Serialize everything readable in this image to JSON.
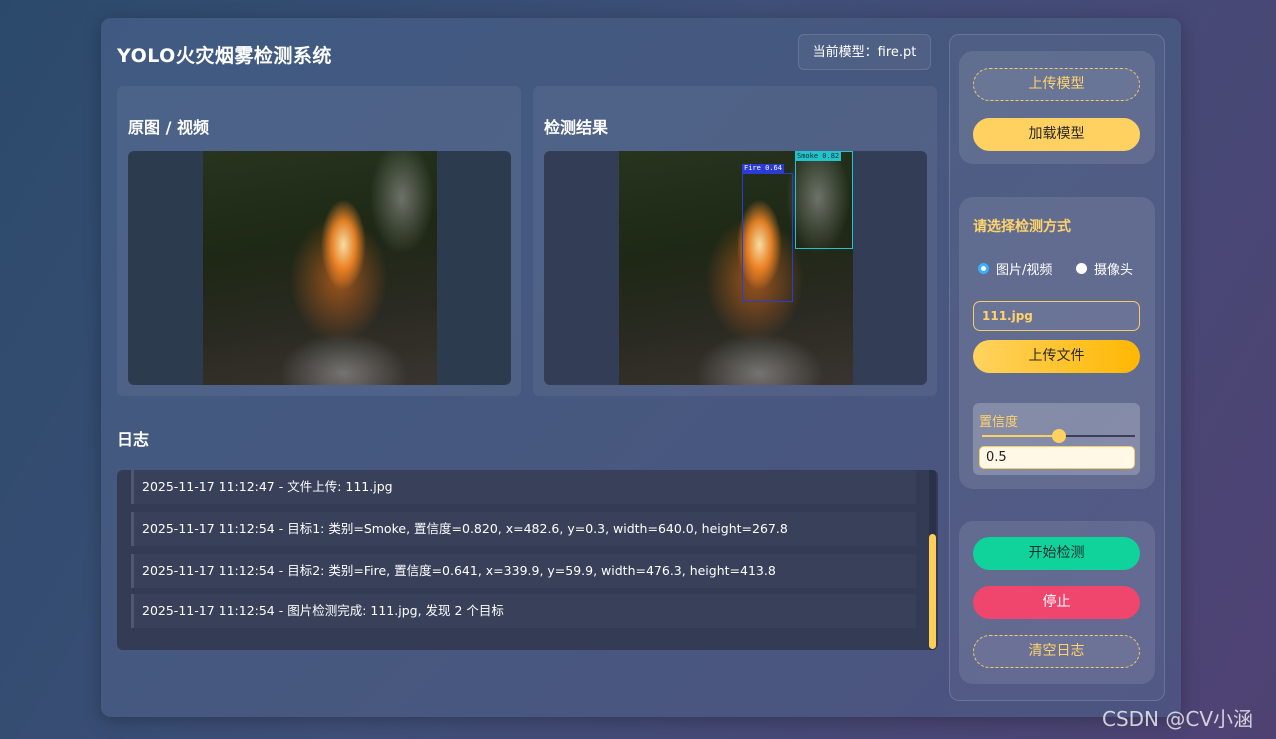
{
  "app": {
    "title": "YOLO火灾烟雾检测系统",
    "model_badge": "当前模型：fire.pt"
  },
  "panels": {
    "original_title": "原图 / 视频",
    "result_title": "检测结果"
  },
  "detections": [
    {
      "label": "Fire 0.64",
      "color": "#2b3bd6"
    },
    {
      "label": "Smoke 0.82",
      "color": "#21c4cc"
    }
  ],
  "log": {
    "title": "日志",
    "entries": [
      "2025-11-17 11:12:47 - 文件上传: 111.jpg",
      "2025-11-17 11:12:54 - 目标1: 类别=Smoke, 置信度=0.820, x=482.6, y=0.3, width=640.0, height=267.8",
      "2025-11-17 11:12:54 - 目标2: 类别=Fire, 置信度=0.641, x=339.9, y=59.9, width=476.3, height=413.8",
      "2025-11-17 11:12:54 - 图片检测完成: 111.jpg, 发现 2 个目标"
    ]
  },
  "sidebar": {
    "upload_model": "上传模型",
    "load_model": "加载模型",
    "mode_title": "请选择检测方式",
    "mode_options": [
      {
        "label": "图片/视频",
        "checked": true
      },
      {
        "label": "摄像头",
        "checked": false
      }
    ],
    "file_name": "111.jpg",
    "upload_file": "上传文件",
    "confidence_label": "置信度",
    "confidence_value": "0.5",
    "confidence_fraction": 0.5,
    "start": "开始检测",
    "stop": "停止",
    "clear_log": "清空日志"
  },
  "watermark": "CSDN @CV小涵",
  "colors": {
    "accent_gold": "#ffd160",
    "start_green": "#0fd39a",
    "stop_red": "#f0456c"
  }
}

(Problem) Reproduce the full listing faithfully, but do not carry over any pictures.

(Output for this exercise)
Serialize everything readable in this image to JSON.
{
  "app": {
    "title": "YOLO火灾烟雾检测系统",
    "model_badge": "当前模型：fire.pt"
  },
  "panels": {
    "original_title": "原图 / 视频",
    "result_title": "检测结果"
  },
  "detections": [
    {
      "label": "Fire 0.64",
      "color": "#2b3bd6"
    },
    {
      "label": "Smoke 0.82",
      "color": "#21c4cc"
    }
  ],
  "log": {
    "title": "日志",
    "entries": [
      "2025-11-17 11:12:47 - 文件上传: 111.jpg",
      "2025-11-17 11:12:54 - 目标1: 类别=Smoke, 置信度=0.820, x=482.6, y=0.3, width=640.0, height=267.8",
      "2025-11-17 11:12:54 - 目标2: 类别=Fire, 置信度=0.641, x=339.9, y=59.9, width=476.3, height=413.8",
      "2025-11-17 11:12:54 - 图片检测完成: 111.jpg, 发现 2 个目标"
    ]
  },
  "sidebar": {
    "upload_model": "上传模型",
    "load_model": "加载模型",
    "mode_title": "请选择检测方式",
    "mode_options": [
      {
        "label": "图片/视频",
        "checked": true
      },
      {
        "label": "摄像头",
        "checked": false
      }
    ],
    "file_name": "111.jpg",
    "upload_file": "上传文件",
    "confidence_label": "置信度",
    "confidence_value": "0.5",
    "confidence_fraction": 0.5,
    "start": "开始检测",
    "stop": "停止",
    "clear_log": "清空日志"
  },
  "watermark": "CSDN @CV小涵",
  "colors": {
    "accent_gold": "#ffd160",
    "start_green": "#0fd39a",
    "stop_red": "#f0456c"
  }
}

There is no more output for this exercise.